▶ _Exercise directions_: Locate each line containing the string "persona" and copy it out.

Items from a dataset
--
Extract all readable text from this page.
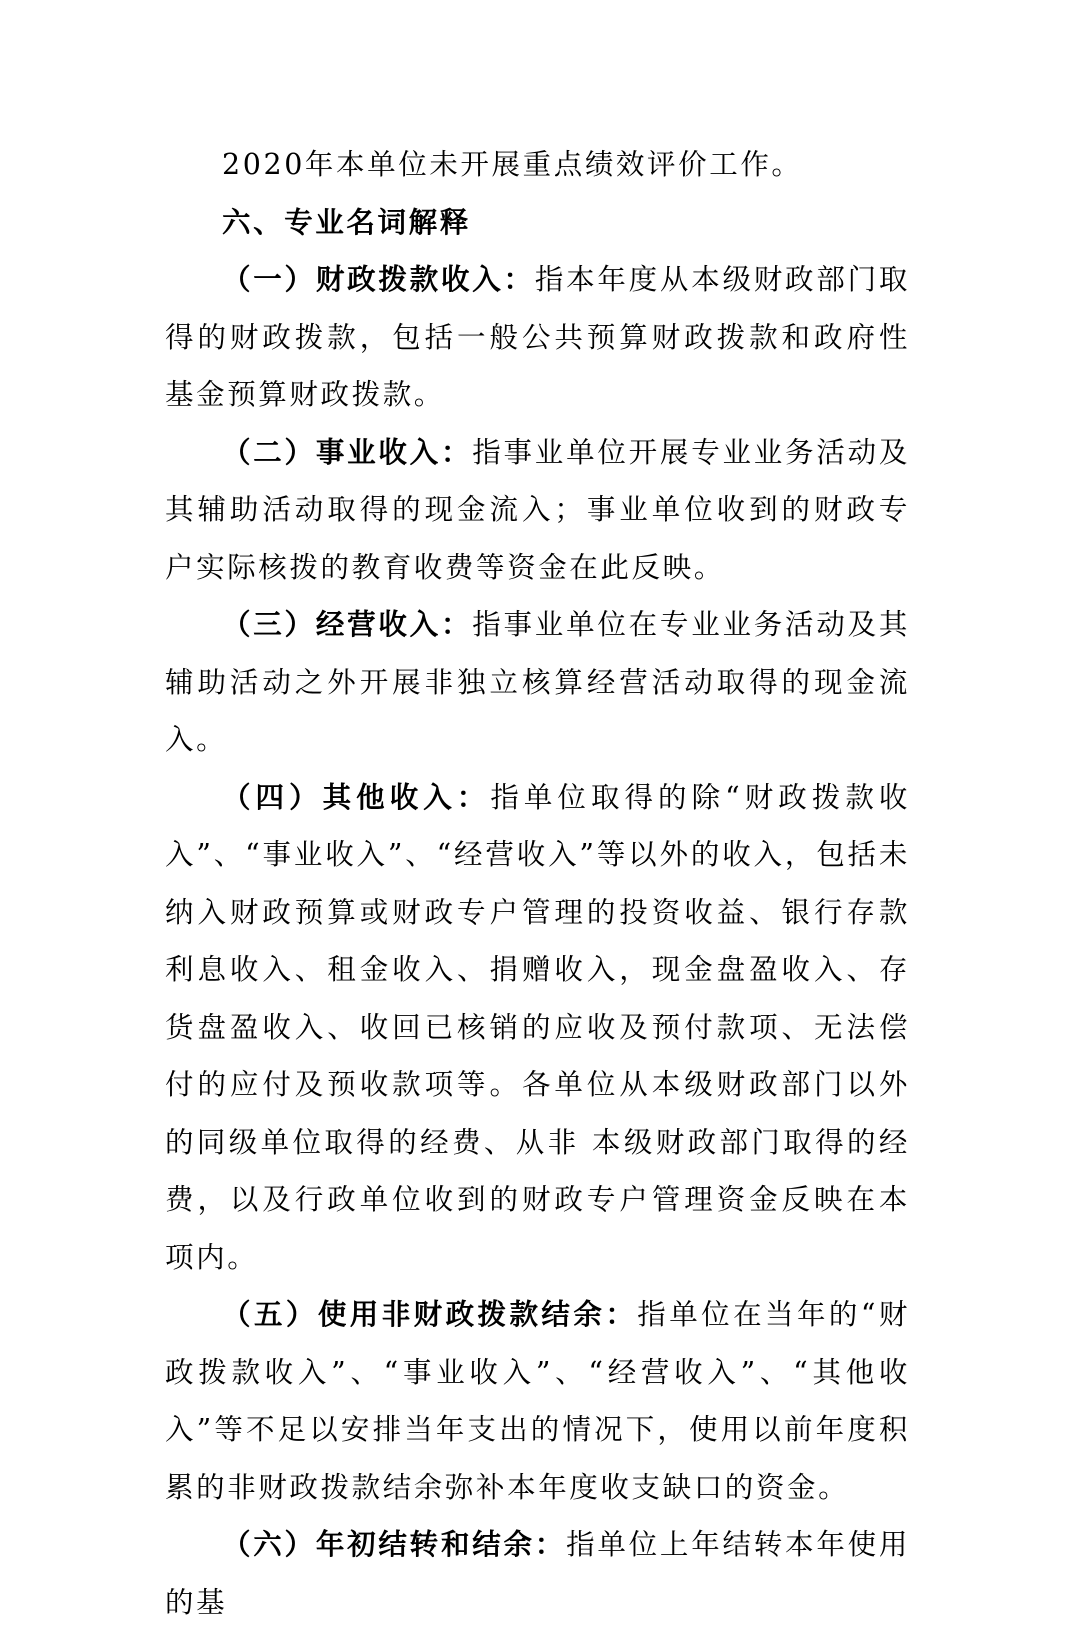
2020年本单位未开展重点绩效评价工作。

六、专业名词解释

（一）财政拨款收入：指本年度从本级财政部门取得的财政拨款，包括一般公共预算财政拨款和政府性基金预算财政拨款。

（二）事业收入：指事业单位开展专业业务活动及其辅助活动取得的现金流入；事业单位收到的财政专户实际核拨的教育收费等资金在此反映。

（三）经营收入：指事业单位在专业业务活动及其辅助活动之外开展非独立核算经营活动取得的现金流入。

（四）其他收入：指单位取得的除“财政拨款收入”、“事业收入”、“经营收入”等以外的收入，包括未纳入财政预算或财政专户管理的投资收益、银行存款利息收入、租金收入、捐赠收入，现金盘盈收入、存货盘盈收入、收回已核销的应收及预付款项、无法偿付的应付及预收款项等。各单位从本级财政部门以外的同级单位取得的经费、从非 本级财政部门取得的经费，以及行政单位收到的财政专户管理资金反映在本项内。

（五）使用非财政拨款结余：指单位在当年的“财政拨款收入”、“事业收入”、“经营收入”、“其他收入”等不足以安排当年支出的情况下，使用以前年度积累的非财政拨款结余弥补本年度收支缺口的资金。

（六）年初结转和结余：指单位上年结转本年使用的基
--
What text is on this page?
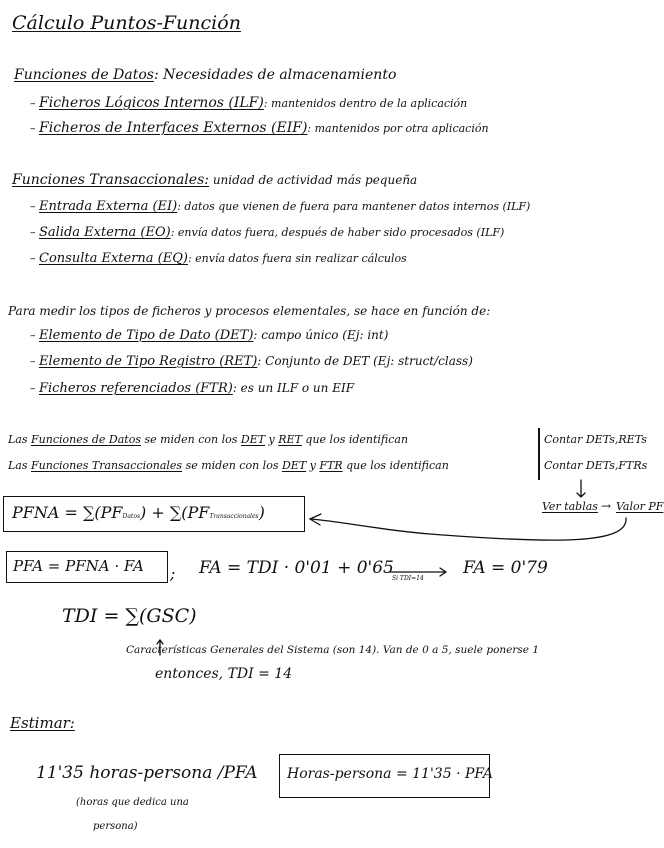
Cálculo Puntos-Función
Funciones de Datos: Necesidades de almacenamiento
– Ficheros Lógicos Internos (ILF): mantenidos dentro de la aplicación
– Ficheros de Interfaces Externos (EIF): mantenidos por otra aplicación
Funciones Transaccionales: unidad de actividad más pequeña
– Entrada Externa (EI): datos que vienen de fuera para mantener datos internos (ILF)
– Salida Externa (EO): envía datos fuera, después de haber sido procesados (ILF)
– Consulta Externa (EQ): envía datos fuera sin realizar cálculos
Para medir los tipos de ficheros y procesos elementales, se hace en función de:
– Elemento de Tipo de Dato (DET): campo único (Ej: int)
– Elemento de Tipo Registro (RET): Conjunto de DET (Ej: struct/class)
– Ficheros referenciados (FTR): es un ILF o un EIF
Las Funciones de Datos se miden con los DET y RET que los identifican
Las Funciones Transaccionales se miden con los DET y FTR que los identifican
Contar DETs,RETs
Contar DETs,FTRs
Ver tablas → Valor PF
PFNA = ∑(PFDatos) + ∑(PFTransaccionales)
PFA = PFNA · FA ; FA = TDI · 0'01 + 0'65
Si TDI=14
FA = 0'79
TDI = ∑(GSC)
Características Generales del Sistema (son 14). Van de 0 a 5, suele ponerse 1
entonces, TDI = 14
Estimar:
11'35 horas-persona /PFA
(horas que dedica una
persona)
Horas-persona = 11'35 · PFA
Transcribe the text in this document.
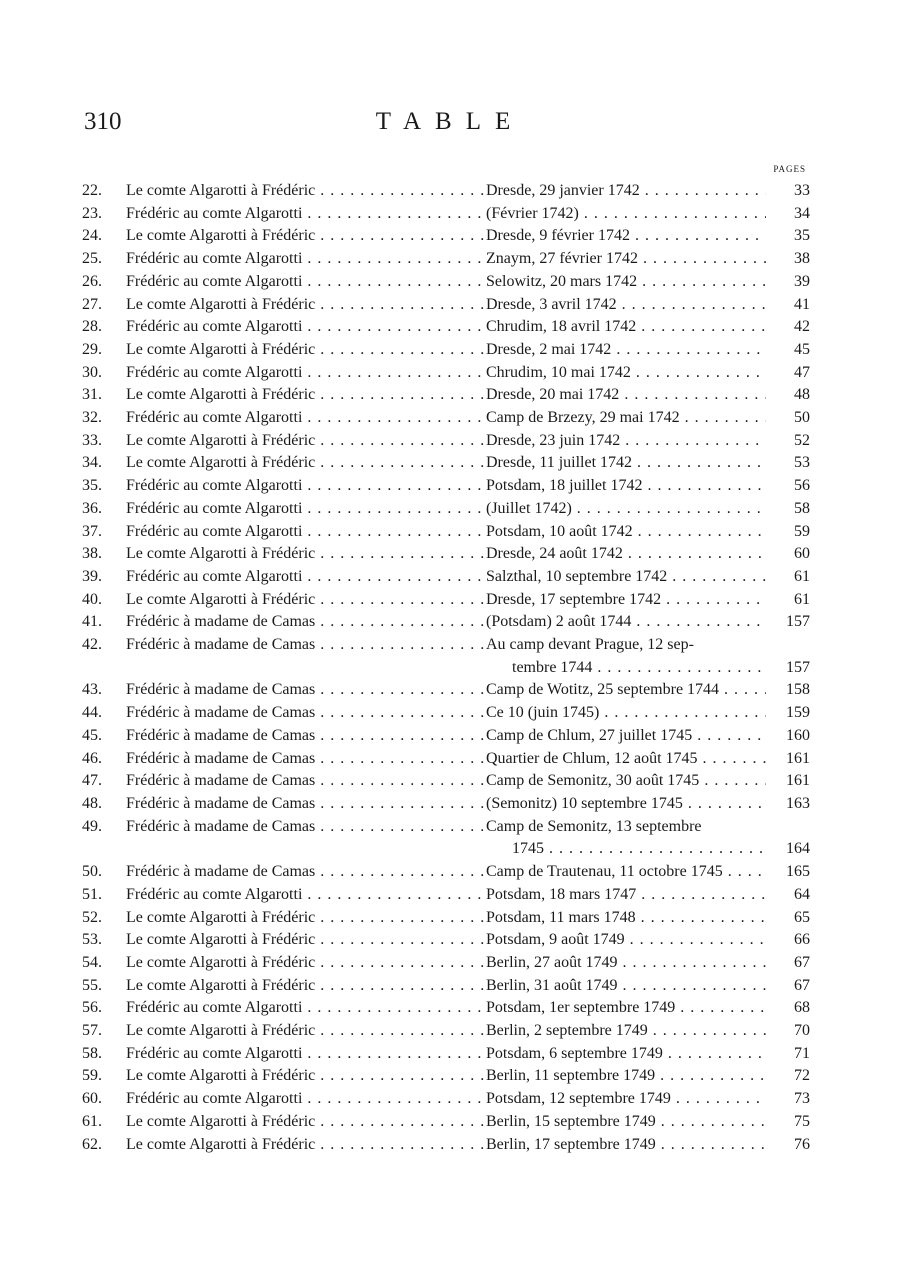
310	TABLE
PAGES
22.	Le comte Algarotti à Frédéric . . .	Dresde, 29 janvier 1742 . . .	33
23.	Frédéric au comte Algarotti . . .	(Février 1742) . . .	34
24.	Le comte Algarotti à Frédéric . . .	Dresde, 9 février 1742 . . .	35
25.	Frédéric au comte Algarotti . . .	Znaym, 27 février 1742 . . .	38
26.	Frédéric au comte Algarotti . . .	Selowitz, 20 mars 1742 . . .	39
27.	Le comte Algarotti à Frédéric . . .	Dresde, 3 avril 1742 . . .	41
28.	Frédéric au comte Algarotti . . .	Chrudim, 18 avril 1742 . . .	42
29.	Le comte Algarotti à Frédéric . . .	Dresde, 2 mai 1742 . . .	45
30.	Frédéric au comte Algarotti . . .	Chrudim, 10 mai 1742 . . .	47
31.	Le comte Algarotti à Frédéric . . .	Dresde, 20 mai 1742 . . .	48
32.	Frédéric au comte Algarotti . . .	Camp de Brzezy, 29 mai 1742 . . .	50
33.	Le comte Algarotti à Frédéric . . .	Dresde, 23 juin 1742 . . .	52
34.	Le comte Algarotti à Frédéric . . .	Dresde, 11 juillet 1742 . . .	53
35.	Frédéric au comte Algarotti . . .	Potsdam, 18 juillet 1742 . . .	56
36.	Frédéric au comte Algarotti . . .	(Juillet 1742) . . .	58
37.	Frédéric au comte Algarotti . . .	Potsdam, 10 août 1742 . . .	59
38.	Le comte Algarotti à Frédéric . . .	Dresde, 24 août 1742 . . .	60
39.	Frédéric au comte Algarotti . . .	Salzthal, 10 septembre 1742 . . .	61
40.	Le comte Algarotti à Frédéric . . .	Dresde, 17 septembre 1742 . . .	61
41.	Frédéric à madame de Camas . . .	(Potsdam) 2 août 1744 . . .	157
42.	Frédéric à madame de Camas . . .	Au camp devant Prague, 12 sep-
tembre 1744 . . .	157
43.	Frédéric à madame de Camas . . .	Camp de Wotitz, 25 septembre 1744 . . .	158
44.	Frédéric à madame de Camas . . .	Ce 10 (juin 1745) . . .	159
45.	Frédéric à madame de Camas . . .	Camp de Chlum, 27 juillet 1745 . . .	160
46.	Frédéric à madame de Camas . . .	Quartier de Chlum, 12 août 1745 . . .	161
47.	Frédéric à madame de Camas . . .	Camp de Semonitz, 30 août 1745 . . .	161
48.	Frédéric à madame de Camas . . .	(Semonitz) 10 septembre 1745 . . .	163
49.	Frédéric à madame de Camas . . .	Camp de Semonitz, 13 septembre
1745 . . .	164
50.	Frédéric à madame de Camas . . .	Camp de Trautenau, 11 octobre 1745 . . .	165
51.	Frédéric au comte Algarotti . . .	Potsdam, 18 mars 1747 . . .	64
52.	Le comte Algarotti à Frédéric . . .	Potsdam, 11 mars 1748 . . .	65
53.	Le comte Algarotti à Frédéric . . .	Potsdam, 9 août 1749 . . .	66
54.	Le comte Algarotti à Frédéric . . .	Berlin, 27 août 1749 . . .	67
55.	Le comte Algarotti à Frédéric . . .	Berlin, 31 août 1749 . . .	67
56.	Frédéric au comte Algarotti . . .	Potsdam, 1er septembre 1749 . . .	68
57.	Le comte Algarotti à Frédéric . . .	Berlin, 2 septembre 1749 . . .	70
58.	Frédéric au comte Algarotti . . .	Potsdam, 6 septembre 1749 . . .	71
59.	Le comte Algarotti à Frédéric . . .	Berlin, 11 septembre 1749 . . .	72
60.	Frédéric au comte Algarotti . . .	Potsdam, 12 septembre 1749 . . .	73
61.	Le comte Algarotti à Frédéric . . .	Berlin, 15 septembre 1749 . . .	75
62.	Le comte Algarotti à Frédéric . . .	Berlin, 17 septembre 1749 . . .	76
--
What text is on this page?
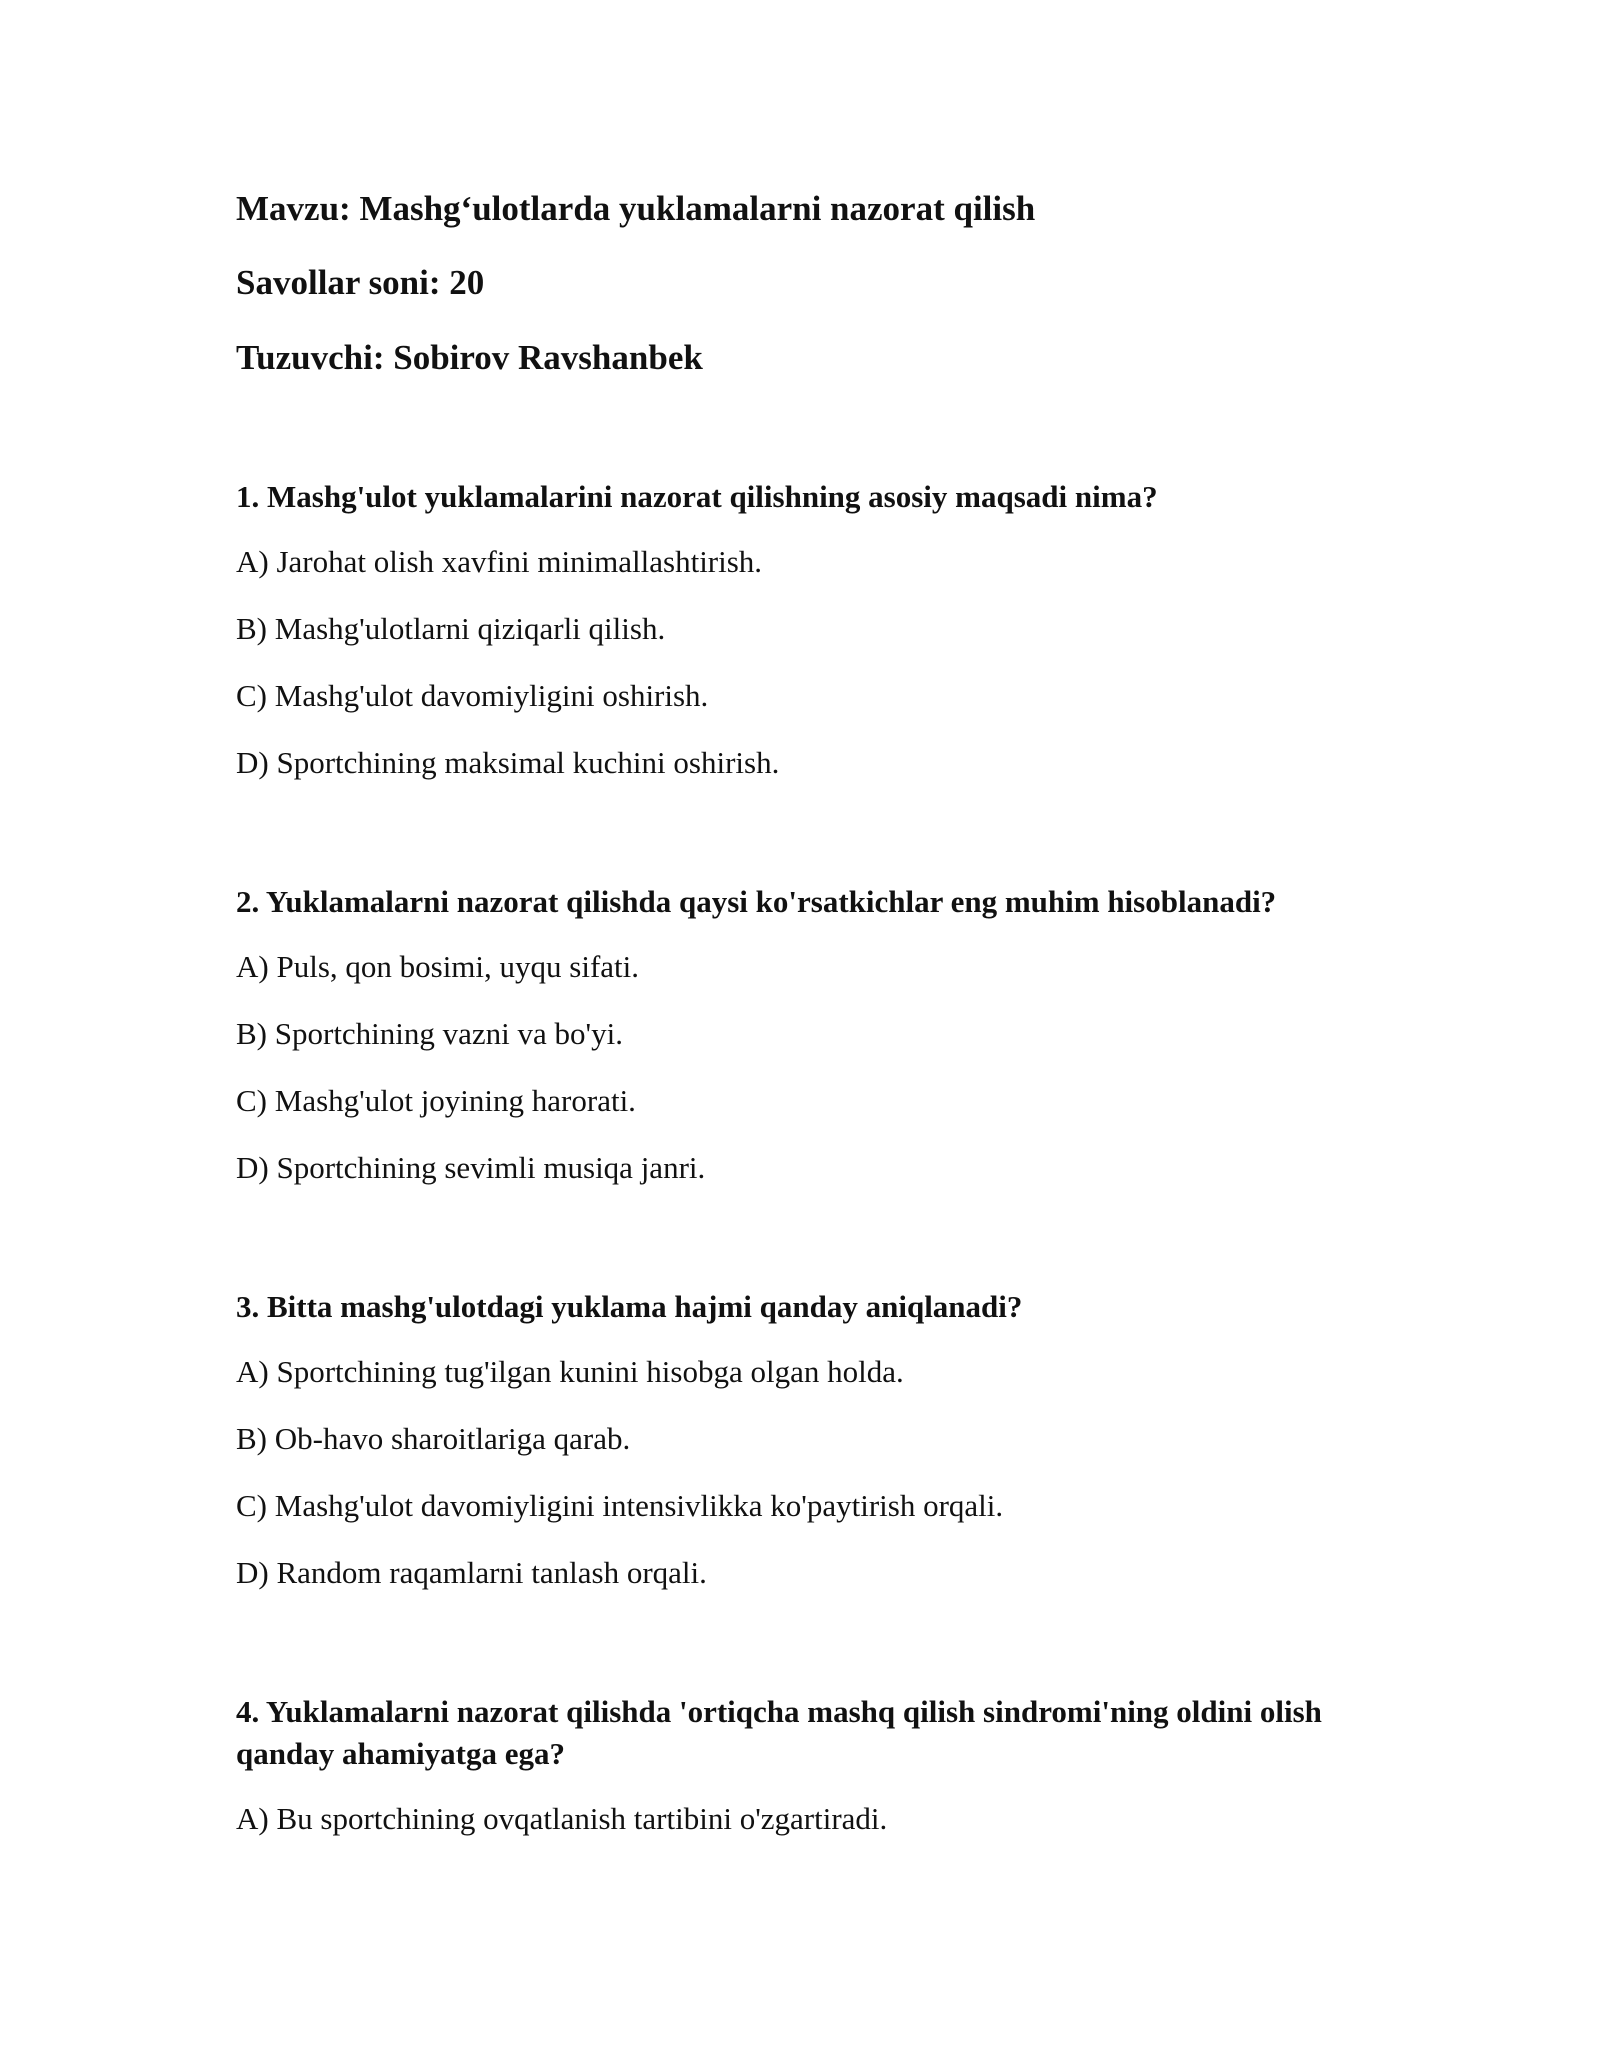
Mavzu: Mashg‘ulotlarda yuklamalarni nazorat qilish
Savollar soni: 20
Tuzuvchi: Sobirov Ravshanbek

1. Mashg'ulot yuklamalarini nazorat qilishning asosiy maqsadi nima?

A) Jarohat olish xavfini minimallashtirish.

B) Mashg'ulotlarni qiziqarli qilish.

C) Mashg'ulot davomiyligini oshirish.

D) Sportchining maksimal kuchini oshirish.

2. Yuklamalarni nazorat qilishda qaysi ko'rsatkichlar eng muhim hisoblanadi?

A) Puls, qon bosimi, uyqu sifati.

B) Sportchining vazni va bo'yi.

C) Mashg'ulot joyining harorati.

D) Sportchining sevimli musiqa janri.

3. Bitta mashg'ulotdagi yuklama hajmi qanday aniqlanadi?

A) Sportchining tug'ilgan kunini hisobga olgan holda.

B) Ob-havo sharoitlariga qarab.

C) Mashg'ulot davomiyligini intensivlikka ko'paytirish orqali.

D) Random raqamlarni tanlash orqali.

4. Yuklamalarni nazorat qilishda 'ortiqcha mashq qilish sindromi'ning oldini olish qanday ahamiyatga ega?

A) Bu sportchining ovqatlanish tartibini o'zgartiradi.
--
▶ _Solution to this exercise_:
11'35 horas-persona /PFA
persona)
Horas-persona = 11'35 · PFA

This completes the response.